● **Given problem**
Copy out the items between the lines holding "Give me the" and "phone-field-row: +86 [29,168,275,202]", inclusive, reproducing each line without change.

● **Exercise input**

>>>>>

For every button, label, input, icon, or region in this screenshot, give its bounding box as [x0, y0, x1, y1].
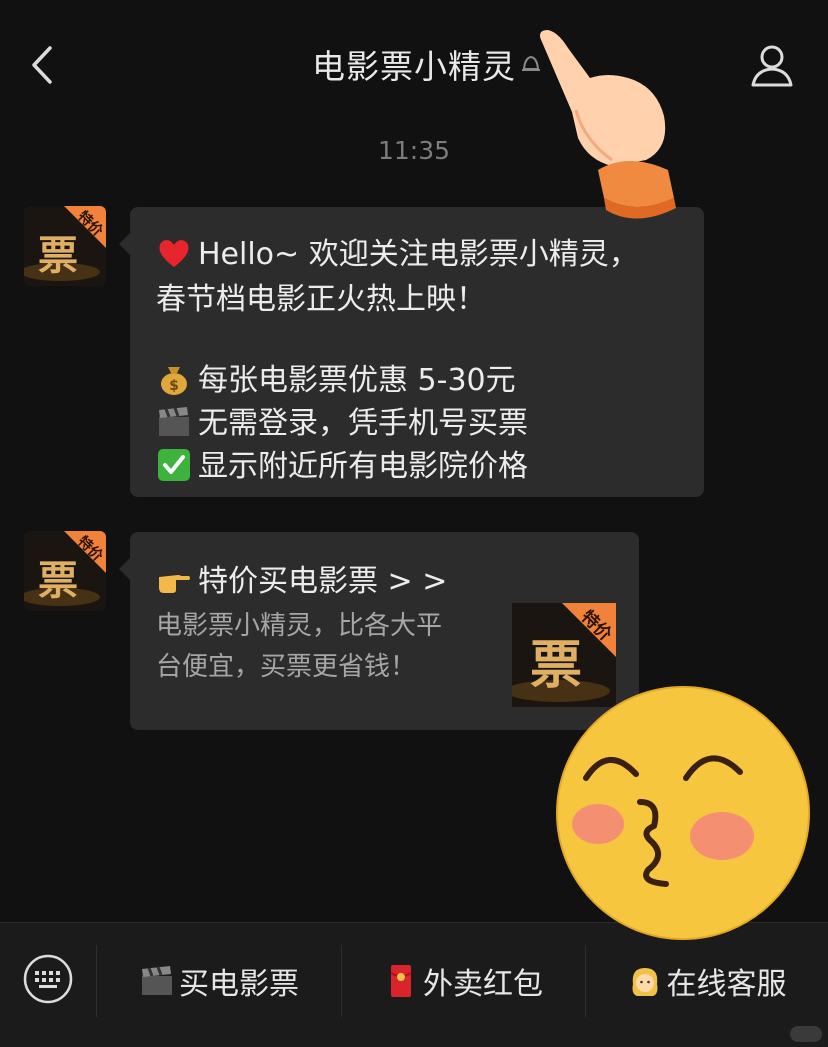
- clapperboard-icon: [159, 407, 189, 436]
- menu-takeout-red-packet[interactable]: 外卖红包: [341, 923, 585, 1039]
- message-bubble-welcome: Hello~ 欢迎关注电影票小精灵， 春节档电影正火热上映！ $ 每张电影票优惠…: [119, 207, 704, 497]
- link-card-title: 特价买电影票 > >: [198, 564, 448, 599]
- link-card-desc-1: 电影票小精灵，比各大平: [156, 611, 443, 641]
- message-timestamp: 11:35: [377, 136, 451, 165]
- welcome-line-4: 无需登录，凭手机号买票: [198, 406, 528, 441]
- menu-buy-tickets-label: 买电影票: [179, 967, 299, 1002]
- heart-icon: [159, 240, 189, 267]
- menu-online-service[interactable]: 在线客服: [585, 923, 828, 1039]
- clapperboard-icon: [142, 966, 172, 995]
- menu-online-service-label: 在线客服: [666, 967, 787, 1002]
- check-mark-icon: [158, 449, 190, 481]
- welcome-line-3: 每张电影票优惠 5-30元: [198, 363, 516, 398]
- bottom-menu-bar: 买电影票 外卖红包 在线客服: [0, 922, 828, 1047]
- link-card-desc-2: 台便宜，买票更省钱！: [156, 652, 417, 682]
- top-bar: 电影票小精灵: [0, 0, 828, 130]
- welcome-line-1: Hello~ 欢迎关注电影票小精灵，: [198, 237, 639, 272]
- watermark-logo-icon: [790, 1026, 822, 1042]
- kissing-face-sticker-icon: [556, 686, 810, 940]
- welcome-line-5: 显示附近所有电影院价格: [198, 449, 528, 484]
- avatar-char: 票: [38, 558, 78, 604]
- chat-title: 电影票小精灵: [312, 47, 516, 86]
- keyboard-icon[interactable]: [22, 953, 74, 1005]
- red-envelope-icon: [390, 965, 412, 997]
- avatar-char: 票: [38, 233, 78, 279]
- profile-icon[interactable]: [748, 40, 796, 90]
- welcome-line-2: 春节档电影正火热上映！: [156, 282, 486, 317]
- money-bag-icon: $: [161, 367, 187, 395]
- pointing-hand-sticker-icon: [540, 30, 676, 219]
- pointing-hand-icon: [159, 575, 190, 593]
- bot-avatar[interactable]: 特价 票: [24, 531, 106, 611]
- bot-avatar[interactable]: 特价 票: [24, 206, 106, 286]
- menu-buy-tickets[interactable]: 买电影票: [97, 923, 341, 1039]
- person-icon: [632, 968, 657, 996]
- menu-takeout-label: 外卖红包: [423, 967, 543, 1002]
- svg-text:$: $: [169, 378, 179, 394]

<<<<<
>>>>>

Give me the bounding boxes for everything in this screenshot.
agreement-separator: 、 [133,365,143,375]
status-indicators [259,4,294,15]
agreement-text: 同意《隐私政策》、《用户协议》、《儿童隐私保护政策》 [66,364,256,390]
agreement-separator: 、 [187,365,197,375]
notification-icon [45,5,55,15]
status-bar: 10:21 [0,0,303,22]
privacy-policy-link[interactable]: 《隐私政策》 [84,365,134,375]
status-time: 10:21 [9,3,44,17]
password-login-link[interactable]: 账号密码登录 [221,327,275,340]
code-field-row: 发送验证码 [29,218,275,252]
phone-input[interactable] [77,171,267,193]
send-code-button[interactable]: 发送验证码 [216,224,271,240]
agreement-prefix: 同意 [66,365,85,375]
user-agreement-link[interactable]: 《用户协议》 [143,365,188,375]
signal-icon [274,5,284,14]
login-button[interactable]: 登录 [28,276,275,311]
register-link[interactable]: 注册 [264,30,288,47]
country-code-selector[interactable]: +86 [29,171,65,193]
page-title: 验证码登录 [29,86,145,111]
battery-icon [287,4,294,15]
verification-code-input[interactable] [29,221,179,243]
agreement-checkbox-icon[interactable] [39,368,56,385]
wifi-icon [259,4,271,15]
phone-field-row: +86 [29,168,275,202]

<<<<<

● **Problem solution**
Give me the bounding boxes for everything in this screenshot.
agreement-separator: 、 [133,365,143,375]
status-indicators [259,4,294,15]
agreement-text: 同意《隐私政策》、《用户协议》、《儿童隐私保护政策》 [66,364,256,390]
agreement-separator: 、 [187,365,197,375]
notification-icon [45,5,55,15]
status-bar: 10:21 [0,0,303,22]
privacy-policy-link[interactable]: 《隐私政策》 [84,365,134,375]
status-time: 10:21 [9,3,44,17]
password-login-link[interactable]: 账号密码登录 [221,327,275,340]
code-field-row: 发送验证码 [29,218,275,252]
phone-input[interactable] [77,171,267,193]
send-code-button[interactable]: 发送验证码 [216,224,271,240]
agreement-prefix: 同意 [66,365,85,375]
user-agreement-link[interactable]: 《用户协议》 [143,365,188,375]
signal-icon [274,5,284,14]
login-button[interactable]: 登录 [28,276,275,311]
register-link[interactable]: 注册 [264,30,288,47]
country-code-selector[interactable]: +86 [29,171,65,193]
page-title: 验证码登录 [29,86,145,111]
battery-icon [287,4,294,15]
verification-code-input[interactable] [29,221,179,243]
agreement-checkbox-icon[interactable] [39,368,56,385]
wifi-icon [259,4,271,15]
phone-field-row: +86 [29,168,275,202]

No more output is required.